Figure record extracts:
####################

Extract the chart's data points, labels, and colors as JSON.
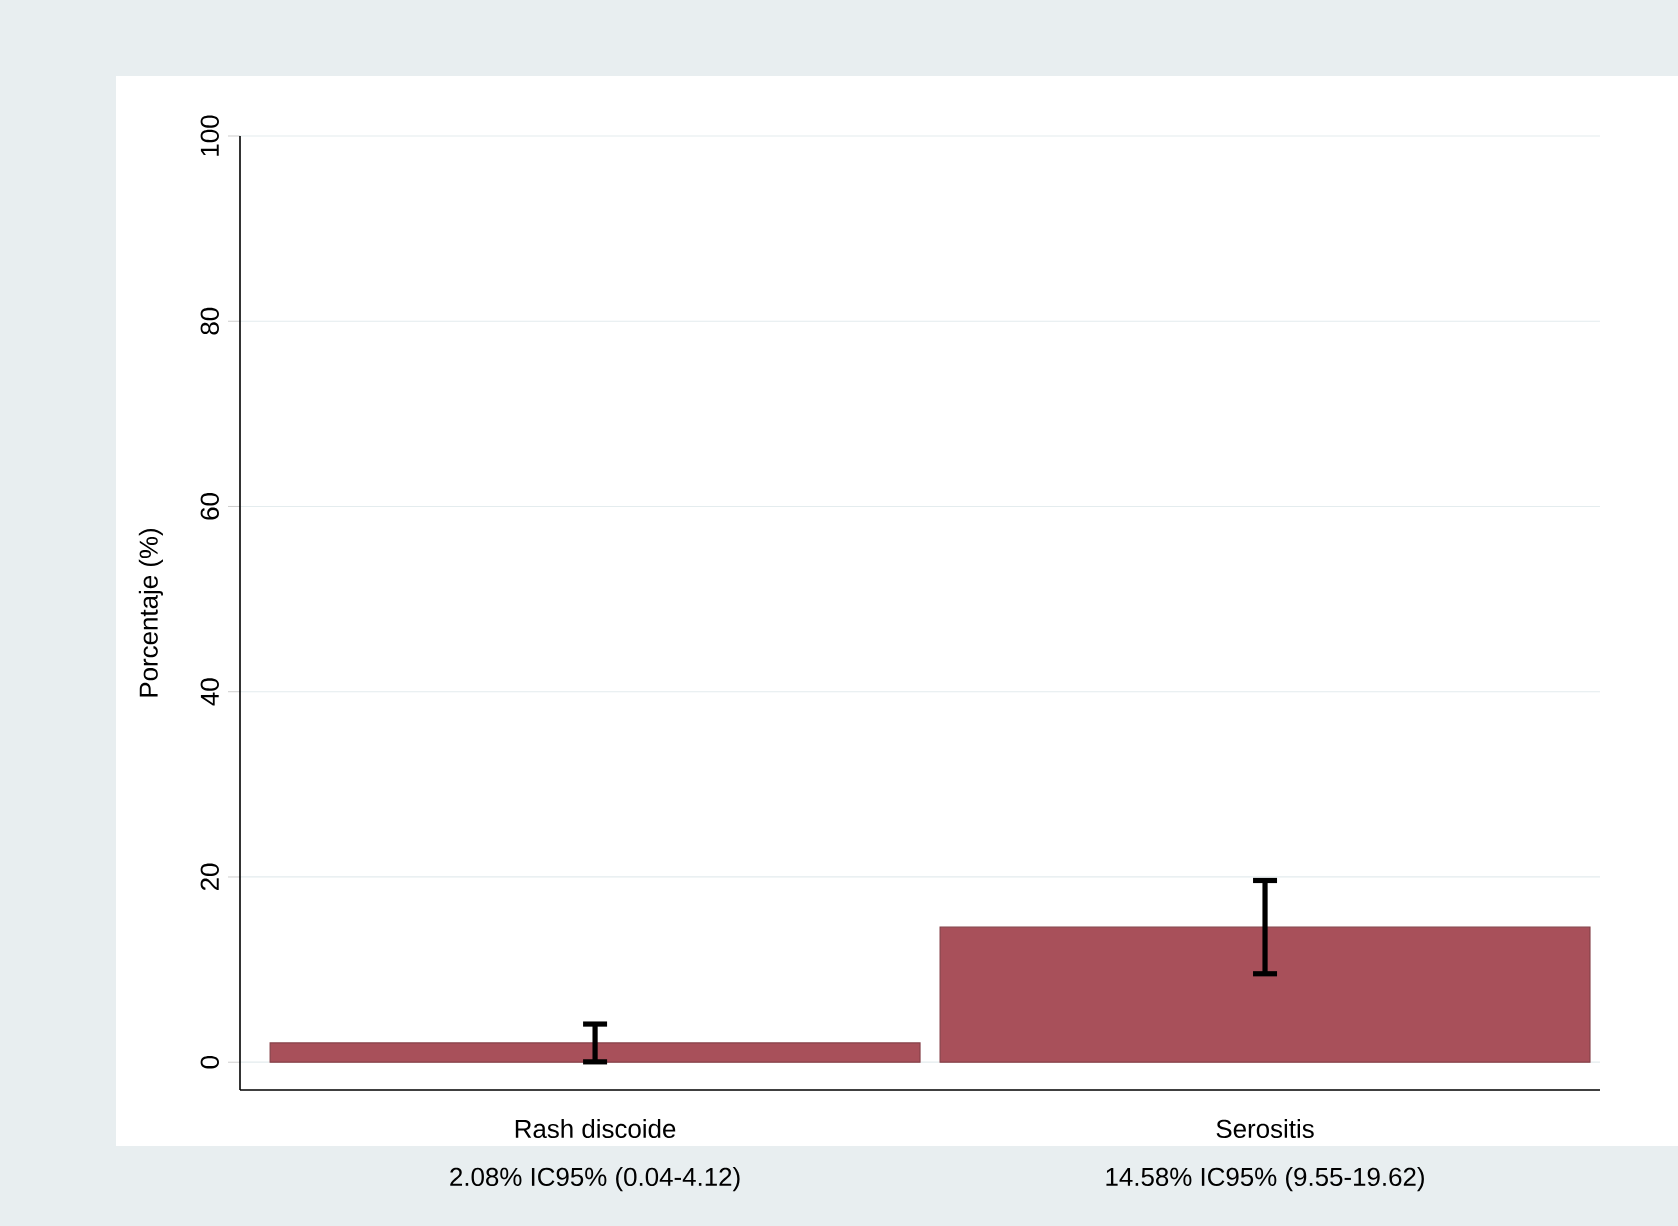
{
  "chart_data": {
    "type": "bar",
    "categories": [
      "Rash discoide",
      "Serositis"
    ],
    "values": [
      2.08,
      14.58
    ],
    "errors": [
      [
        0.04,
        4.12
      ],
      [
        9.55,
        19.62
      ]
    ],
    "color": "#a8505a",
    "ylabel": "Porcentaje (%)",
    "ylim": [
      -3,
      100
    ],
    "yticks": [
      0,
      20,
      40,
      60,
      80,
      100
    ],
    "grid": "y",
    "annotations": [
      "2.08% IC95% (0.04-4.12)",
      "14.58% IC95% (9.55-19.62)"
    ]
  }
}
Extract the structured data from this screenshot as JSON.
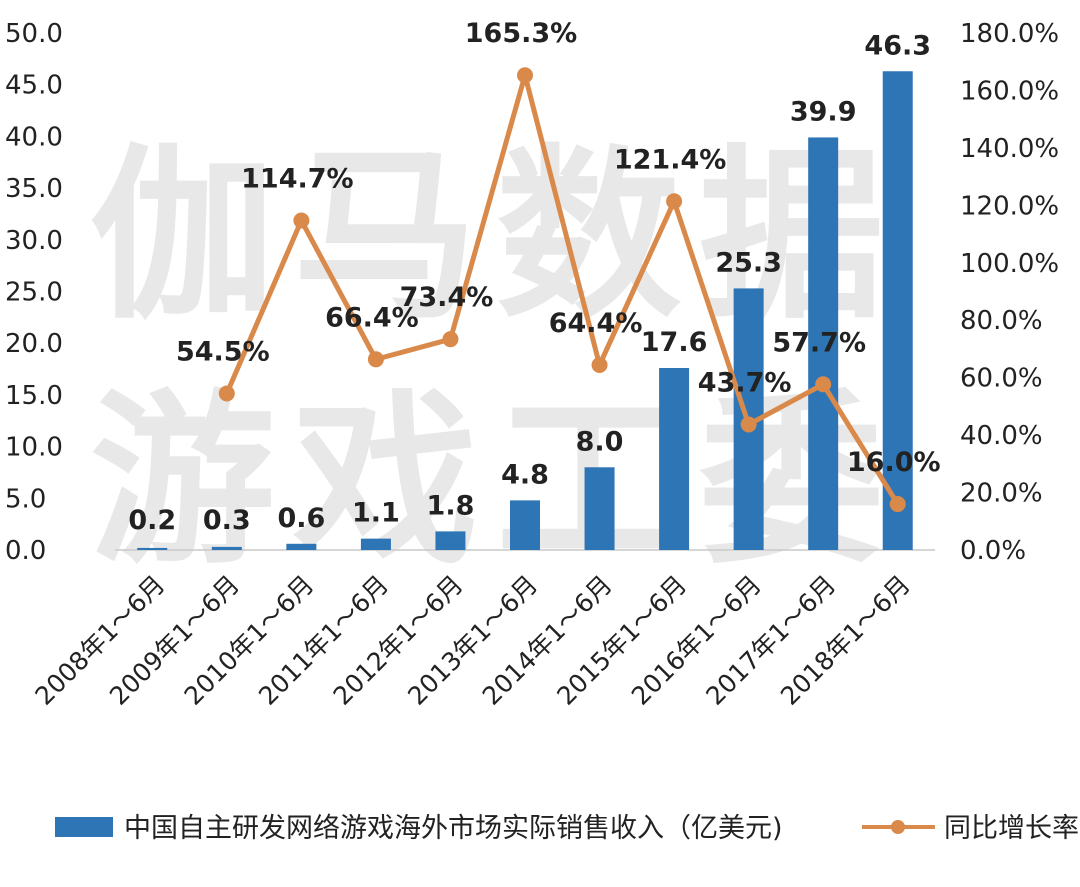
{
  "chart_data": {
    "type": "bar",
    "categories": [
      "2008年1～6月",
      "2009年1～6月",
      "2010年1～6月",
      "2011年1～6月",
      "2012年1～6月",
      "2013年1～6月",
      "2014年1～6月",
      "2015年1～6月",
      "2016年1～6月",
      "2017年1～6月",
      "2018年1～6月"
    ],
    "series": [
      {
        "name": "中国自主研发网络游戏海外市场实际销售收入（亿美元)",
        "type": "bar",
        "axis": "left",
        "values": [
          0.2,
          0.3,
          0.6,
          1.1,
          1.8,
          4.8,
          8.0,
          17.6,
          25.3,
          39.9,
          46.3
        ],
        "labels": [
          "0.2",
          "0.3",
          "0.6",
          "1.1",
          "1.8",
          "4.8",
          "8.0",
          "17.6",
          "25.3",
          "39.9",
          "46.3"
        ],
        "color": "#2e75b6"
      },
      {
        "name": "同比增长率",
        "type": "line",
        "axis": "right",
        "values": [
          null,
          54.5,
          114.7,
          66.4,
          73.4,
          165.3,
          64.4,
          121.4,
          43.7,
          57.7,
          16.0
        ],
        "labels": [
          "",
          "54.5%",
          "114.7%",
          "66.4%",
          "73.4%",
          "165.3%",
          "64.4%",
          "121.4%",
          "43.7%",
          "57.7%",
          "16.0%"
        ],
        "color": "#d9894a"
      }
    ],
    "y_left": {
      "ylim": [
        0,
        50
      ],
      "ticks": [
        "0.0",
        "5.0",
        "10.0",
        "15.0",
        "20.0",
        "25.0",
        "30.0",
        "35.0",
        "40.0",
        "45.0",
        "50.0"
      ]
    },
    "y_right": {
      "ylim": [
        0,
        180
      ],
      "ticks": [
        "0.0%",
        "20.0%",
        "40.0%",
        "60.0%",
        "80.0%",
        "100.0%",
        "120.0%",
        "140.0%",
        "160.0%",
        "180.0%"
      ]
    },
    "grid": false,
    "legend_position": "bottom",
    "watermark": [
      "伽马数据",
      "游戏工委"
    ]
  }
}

####################

• _OBJECTIVE_:
Make an exact copy of the records shown above, without the pictures.

• _THE REPLY_:
Extract the chart's data points, labels, and colors as JSON.
{
  "chart_data": {
    "type": "bar",
    "categories": [
      "Rash discoide",
      "Serositis"
    ],
    "values": [
      2.08,
      14.58
    ],
    "errors": [
      [
        0.04,
        4.12
      ],
      [
        9.55,
        19.62
      ]
    ],
    "color": "#a8505a",
    "ylabel": "Porcentaje (%)",
    "ylim": [
      -3,
      100
    ],
    "yticks": [
      0,
      20,
      40,
      60,
      80,
      100
    ],
    "grid": "y",
    "annotations": [
      "2.08% IC95% (0.04-4.12)",
      "14.58% IC95% (9.55-19.62)"
    ]
  }
}
Extract the structured data from this screenshot as JSON.
{
  "chart_data": {
    "type": "bar",
    "categories": [
      "2008年1～6月",
      "2009年1～6月",
      "2010年1～6月",
      "2011年1～6月",
      "2012年1～6月",
      "2013年1～6月",
      "2014年1～6月",
      "2015年1～6月",
      "2016年1～6月",
      "2017年1～6月",
      "2018年1～6月"
    ],
    "series": [
      {
        "name": "中国自主研发网络游戏海外市场实际销售收入（亿美元)",
        "type": "bar",
        "axis": "left",
        "values": [
          0.2,
          0.3,
          0.6,
          1.1,
          1.8,
          4.8,
          8.0,
          17.6,
          25.3,
          39.9,
          46.3
        ],
        "labels": [
          "0.2",
          "0.3",
          "0.6",
          "1.1",
          "1.8",
          "4.8",
          "8.0",
          "17.6",
          "25.3",
          "39.9",
          "46.3"
        ],
        "color": "#2e75b6"
      },
      {
        "name": "同比增长率",
        "type": "line",
        "axis": "right",
        "values": [
          null,
          54.5,
          114.7,
          66.4,
          73.4,
          165.3,
          64.4,
          121.4,
          43.7,
          57.7,
          16.0
        ],
        "labels": [
          "",
          "54.5%",
          "114.7%",
          "66.4%",
          "73.4%",
          "165.3%",
          "64.4%",
          "121.4%",
          "43.7%",
          "57.7%",
          "16.0%"
        ],
        "color": "#d9894a"
      }
    ],
    "y_left": {
      "ylim": [
        0,
        50
      ],
      "ticks": [
        "0.0",
        "5.0",
        "10.0",
        "15.0",
        "20.0",
        "25.0",
        "30.0",
        "35.0",
        "40.0",
        "45.0",
        "50.0"
      ]
    },
    "y_right": {
      "ylim": [
        0,
        180
      ],
      "ticks": [
        "0.0%",
        "20.0%",
        "40.0%",
        "60.0%",
        "80.0%",
        "100.0%",
        "120.0%",
        "140.0%",
        "160.0%",
        "180.0%"
      ]
    },
    "grid": false,
    "legend_position": "bottom",
    "watermark": [
      "伽马数据",
      "游戏工委"
    ]
  }
}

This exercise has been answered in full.